▶ _Given instruction_:
Change every "interactable" in the entries below to "clickable", keeping everything else the same.

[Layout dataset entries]

┌────────

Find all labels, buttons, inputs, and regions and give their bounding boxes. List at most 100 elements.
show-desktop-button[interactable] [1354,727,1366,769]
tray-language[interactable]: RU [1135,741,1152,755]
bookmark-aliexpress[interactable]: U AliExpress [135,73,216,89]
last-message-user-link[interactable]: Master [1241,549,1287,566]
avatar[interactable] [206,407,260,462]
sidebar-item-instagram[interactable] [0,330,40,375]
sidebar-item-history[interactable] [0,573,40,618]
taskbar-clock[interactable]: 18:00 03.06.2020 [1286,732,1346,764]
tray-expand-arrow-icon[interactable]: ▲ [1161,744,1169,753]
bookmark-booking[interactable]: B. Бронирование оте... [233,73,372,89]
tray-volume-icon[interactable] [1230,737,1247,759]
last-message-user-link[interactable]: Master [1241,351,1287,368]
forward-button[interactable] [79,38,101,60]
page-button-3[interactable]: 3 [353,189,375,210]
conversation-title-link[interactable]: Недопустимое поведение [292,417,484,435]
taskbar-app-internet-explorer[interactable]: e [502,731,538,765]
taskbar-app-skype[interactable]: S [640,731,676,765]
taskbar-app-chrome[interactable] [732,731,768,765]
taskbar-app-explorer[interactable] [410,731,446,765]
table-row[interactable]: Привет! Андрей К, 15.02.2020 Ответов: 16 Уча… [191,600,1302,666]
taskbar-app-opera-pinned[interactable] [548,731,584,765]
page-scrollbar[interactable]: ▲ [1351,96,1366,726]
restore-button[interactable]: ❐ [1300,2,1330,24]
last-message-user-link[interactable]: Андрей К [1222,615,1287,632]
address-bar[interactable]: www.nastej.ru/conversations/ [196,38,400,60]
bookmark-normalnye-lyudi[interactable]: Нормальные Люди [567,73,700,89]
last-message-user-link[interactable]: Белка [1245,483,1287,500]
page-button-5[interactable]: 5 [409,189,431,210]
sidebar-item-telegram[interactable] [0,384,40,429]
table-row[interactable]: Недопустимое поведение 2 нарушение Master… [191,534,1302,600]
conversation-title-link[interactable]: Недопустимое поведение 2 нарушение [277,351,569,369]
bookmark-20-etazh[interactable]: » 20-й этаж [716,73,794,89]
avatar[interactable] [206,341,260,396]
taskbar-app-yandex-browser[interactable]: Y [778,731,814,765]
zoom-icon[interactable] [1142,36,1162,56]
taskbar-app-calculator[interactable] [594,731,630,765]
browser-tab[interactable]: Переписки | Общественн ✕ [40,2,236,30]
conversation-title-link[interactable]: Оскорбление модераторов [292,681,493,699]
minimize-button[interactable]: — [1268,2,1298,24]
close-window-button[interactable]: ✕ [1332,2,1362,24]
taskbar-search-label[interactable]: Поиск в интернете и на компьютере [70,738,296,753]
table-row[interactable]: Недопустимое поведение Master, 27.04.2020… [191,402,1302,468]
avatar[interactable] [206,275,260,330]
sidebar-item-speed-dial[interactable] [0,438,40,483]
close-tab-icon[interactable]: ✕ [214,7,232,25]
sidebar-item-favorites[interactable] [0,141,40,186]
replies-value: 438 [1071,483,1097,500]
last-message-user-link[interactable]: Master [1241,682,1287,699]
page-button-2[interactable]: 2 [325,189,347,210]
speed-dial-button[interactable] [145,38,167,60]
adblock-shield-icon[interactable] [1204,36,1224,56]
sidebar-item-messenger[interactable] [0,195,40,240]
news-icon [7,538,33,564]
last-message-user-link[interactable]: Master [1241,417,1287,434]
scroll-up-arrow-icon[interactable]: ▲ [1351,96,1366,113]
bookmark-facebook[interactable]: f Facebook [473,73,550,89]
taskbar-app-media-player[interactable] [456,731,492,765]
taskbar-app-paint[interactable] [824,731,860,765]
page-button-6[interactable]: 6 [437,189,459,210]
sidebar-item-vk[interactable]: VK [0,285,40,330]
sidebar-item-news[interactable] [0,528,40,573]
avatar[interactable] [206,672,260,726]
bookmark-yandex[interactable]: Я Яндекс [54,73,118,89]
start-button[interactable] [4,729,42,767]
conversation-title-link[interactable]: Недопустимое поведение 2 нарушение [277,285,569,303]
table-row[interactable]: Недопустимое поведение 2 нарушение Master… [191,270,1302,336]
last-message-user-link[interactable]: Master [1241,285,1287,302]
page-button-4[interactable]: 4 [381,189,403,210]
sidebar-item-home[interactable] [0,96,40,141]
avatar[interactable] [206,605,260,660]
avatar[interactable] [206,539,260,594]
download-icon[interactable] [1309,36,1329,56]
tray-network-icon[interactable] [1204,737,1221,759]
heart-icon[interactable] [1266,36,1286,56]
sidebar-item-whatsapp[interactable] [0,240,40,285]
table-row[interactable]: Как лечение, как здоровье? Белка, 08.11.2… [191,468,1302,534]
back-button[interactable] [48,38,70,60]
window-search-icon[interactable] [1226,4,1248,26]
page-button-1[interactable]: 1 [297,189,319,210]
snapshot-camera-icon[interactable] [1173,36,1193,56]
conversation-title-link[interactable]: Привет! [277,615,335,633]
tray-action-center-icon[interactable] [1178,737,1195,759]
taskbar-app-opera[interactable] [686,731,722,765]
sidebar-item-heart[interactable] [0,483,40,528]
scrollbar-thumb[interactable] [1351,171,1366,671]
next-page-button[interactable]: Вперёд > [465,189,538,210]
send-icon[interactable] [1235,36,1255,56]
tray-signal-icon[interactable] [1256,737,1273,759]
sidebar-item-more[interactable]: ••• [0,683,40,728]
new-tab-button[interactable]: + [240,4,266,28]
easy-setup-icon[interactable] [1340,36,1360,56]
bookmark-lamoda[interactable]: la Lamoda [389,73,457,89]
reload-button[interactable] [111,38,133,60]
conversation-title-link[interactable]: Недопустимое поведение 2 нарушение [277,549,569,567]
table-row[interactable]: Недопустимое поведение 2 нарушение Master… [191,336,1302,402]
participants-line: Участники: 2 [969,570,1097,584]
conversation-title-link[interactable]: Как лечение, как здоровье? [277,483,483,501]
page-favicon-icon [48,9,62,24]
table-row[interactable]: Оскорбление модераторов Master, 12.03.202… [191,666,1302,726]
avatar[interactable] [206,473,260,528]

└────────

▶ _Output below_:
Find all labels, buttons, inputs, and regions and give their bounding boxes. List at most 100 elements.
show-desktop-button[clickable] [1354,727,1366,769]
tray-language[clickable]: RU [1135,741,1152,755]
bookmark-aliexpress[clickable]: U AliExpress [135,73,216,89]
last-message-user-link[clickable]: Master [1241,549,1287,566]
avatar[clickable] [206,407,260,462]
sidebar-item-instagram[clickable] [0,330,40,375]
sidebar-item-history[clickable] [0,573,40,618]
taskbar-clock[clickable]: 18:00 03.06.2020 [1286,732,1346,764]
tray-expand-arrow-icon[clickable]: ▲ [1161,744,1169,753]
bookmark-booking[clickable]: B. Бронирование оте... [233,73,372,89]
tray-volume-icon[clickable] [1230,737,1247,759]
last-message-user-link[clickable]: Master [1241,351,1287,368]
forward-button[clickable] [79,38,101,60]
page-button-3[clickable]: 3 [353,189,375,210]
conversation-title-link[clickable]: Недопустимое поведение [292,417,484,435]
taskbar-app-internet-explorer[clickable]: e [502,731,538,765]
taskbar-app-skype[clickable]: S [640,731,676,765]
taskbar-app-chrome[clickable] [732,731,768,765]
taskbar-app-explorer[clickable] [410,731,446,765]
table-row[clickable]: Привет! Андрей К, 15.02.2020 Ответов: 16 Уча… [191,600,1302,666]
taskbar-app-opera-pinned[clickable] [548,731,584,765]
page-scrollbar[clickable]: ▲ [1351,96,1366,726]
restore-button[clickable]: ❐ [1300,2,1330,24]
last-message-user-link[clickable]: Андрей К [1222,615,1287,632]
address-bar[clickable]: www.nastej.ru/conversations/ [196,38,400,60]
bookmark-normalnye-lyudi[clickable]: Нормальные Люди [567,73,700,89]
last-message-user-link[clickable]: Белка [1245,483,1287,500]
page-button-5[clickable]: 5 [409,189,431,210]
sidebar-item-telegram[clickable] [0,384,40,429]
table-row[clickable]: Недопустимое поведение 2 нарушение Master… [191,534,1302,600]
conversation-title-link[clickable]: Недопустимое поведение 2 нарушение [277,351,569,369]
bookmark-20-etazh[clickable]: » 20-й этаж [716,73,794,89]
avatar[clickable] [206,341,260,396]
taskbar-app-yandex-browser[clickable]: Y [778,731,814,765]
zoom-icon[clickable] [1142,36,1162,56]
taskbar-app-calculator[clickable] [594,731,630,765]
browser-tab[clickable]: Переписки | Общественн ✕ [40,2,236,30]
conversation-title-link[clickable]: Оскорбление модераторов [292,681,493,699]
minimize-button[clickable]: — [1268,2,1298,24]
close-window-button[clickable]: ✕ [1332,2,1362,24]
taskbar-search-label[clickable]: Поиск в интернете и на компьютере [70,738,296,753]
table-row[clickable]: Недопустимое поведение Master, 27.04.2020… [191,402,1302,468]
avatar[clickable] [206,275,260,330]
sidebar-item-speed-dial[clickable] [0,438,40,483]
close-tab-icon[clickable]: ✕ [214,7,232,25]
sidebar-item-favorites[clickable] [0,141,40,186]
replies-value: 438 [1071,483,1097,500]
last-message-user-link[clickable]: Master [1241,682,1287,699]
page-button-2[clickable]: 2 [325,189,347,210]
speed-dial-button[clickable] [145,38,167,60]
adblock-shield-icon[clickable] [1204,36,1224,56]
sidebar-item-messenger[clickable] [0,195,40,240]
news-icon [7,538,33,564]
last-message-user-link[clickable]: Master [1241,417,1287,434]
scroll-up-arrow-icon[clickable]: ▲ [1351,96,1366,113]
bookmark-facebook[clickable]: f Facebook [473,73,550,89]
taskbar-app-media-player[clickable] [456,731,492,765]
taskbar-app-paint[clickable] [824,731,860,765]
page-button-6[clickable]: 6 [437,189,459,210]
sidebar-item-vk[clickable]: VK [0,285,40,330]
sidebar-item-news[clickable] [0,528,40,573]
avatar[clickable] [206,672,260,726]
bookmark-yandex[clickable]: Я Яндекс [54,73,118,89]
start-button[clickable] [4,729,42,767]
conversation-title-link[clickable]: Недопустимое поведение 2 нарушение [277,285,569,303]
table-row[clickable]: Недопустимое поведение 2 нарушение Master… [191,270,1302,336]
last-message-user-link[clickable]: Master [1241,285,1287,302]
page-button-4[clickable]: 4 [381,189,403,210]
sidebar-item-home[clickable] [0,96,40,141]
avatar[clickable] [206,605,260,660]
avatar[clickable] [206,539,260,594]
download-icon[clickable] [1309,36,1329,56]
tray-network-icon[clickable] [1204,737,1221,759]
heart-icon[clickable] [1266,36,1286,56]
sidebar-item-whatsapp[clickable] [0,240,40,285]
table-row[clickable]: Как лечение, как здоровье? Белка, 08.11.2… [191,468,1302,534]
back-button[clickable] [48,38,70,60]
window-search-icon[clickable] [1226,4,1248,26]
page-button-1[clickable]: 1 [297,189,319,210]
snapshot-camera-icon[clickable] [1173,36,1193,56]
conversation-title-link[clickable]: Привет! [277,615,335,633]
tray-action-center-icon[clickable] [1178,737,1195,759]
taskbar-app-opera[clickable] [686,731,722,765]
sidebar-item-heart[clickable] [0,483,40,528]
scrollbar-thumb[clickable] [1351,171,1366,671]
next-page-button[clickable]: Вперёд > [465,189,538,210]
send-icon[clickable] [1235,36,1255,56]
tray-signal-icon[clickable] [1256,737,1273,759]
sidebar-item-more[clickable]: ••• [0,683,40,728]
new-tab-button[clickable]: + [240,4,266,28]
easy-setup-icon[clickable] [1340,36,1360,56]
bookmark-lamoda[clickable]: la Lamoda [389,73,457,89]
reload-button[clickable] [111,38,133,60]
conversation-title-link[clickable]: Недопустимое поведение 2 нарушение [277,549,569,567]
table-row[clickable]: Недопустимое поведение 2 нарушение Master… [191,336,1302,402]
participants-line: Участники: 2 [969,570,1097,584]
conversation-title-link[clickable]: Как лечение, как здоровье? [277,483,483,501]
page-favicon-icon [48,9,62,24]
table-row[clickable]: Оскорбление модераторов Master, 12.03.202… [191,666,1302,726]
avatar[clickable] [206,473,260,528]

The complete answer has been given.